### Selection
- - -

We call on Congress and the Biden Administration to insert in any budget reconciliation bill effective measures that increase opportunities for women and BIPOC to enter and succeed in the construction-trades workforce. These measures include:

 

·      Supportive Services:  Mandatory spending for supportive services like childcare and pre-apprenticeship programs that remove barriers and maximize opportunities for women and BIPOC.

 

·      Goals: Project-wide numeric participation goals for the percentage of total work-hours that are worked by women and BIPOC, disaggregated by race and ethnicity.

 

·      Transparency:  frequently updated reporting on the participation goals and actual hours worked on a public website.

 

·      Respect:  Safe, respectful work sites that are free from bullying, hazing, harassment and discrimination. 

 

·      Community:  Monitoring of compliance with these requirements by committees of community-based organizations and labor representatives and by ombudspersons who monitor conditions, provide support and assistance, and mediate issues.

 

·      Early Notice:E Advance notice of these requirements to all contractors and subcontractors in bid specifications.

- - -

### Recorded data

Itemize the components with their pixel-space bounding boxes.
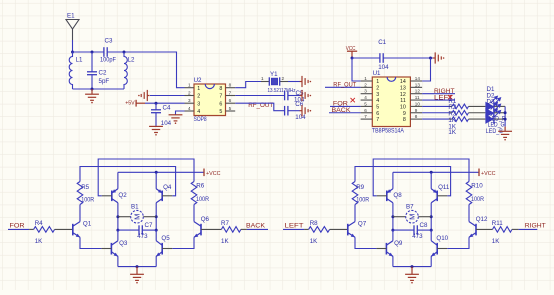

- - -

### Task instructions
Duplicate the stretch of the construction-trades statement above from "We call on Congress" through "a public website.", with every character unchanged.

### Finished task
We call on Congress and the Biden Administration to insert in any budget reconciliation bill effective measures that increase opportunities for women and BIPOC to enter and succeed in the construction-trades workforce. These measures include:

 

·      Supportive Services:  Mandatory spending for supportive services like childcare and pre-apprenticeship programs that remove barriers and maximize opportunities for women and BIPOC.

 

·      Goals: Project-wide numeric participation goals for the percentage of total work-hours that are worked by women and BIPOC, disaggregated by race and ethnicity.

 

·      Transparency:  frequently updated reporting on the participation goals and actual hours worked on a public website.